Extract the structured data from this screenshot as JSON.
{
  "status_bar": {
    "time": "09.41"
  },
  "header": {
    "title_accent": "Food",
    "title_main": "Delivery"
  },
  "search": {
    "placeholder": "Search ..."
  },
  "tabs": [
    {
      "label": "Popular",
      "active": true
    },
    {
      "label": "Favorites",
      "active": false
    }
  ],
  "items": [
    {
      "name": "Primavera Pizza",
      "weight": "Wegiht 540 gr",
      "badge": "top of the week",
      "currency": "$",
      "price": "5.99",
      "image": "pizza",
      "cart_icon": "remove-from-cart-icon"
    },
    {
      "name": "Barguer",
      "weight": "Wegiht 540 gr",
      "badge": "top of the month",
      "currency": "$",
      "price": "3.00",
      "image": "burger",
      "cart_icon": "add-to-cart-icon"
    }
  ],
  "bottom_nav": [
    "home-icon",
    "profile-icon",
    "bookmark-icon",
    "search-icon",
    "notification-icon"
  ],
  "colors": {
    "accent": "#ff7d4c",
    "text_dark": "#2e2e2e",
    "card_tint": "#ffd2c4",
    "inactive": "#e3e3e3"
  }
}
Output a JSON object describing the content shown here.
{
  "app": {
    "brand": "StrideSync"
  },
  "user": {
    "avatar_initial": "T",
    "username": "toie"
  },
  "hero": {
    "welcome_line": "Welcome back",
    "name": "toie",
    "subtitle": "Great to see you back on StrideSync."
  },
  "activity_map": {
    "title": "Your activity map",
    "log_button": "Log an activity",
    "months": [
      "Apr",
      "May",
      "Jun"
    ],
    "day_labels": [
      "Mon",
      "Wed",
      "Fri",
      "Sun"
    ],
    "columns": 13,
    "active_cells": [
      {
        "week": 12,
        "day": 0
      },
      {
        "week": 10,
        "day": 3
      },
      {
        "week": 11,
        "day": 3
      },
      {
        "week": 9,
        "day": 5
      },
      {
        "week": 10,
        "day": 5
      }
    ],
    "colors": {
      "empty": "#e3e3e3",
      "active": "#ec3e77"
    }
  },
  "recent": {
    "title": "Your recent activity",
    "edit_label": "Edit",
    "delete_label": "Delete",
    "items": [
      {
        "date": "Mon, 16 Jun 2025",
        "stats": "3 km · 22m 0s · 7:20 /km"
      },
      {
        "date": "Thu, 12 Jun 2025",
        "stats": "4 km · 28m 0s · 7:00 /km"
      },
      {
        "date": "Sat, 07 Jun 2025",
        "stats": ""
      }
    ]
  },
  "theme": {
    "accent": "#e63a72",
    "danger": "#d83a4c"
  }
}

# # # # # # #

WHAT YOU ARE ASKED TO DO: In the entries above, find every line with the word "date" and list it.

RESPONSE TO THE EXERCISE:
        "date": "Mon, 16 Jun 2025",
        "date": "Thu, 12 Jun 2025",
        "date": "Sat, 07 Jun 2025",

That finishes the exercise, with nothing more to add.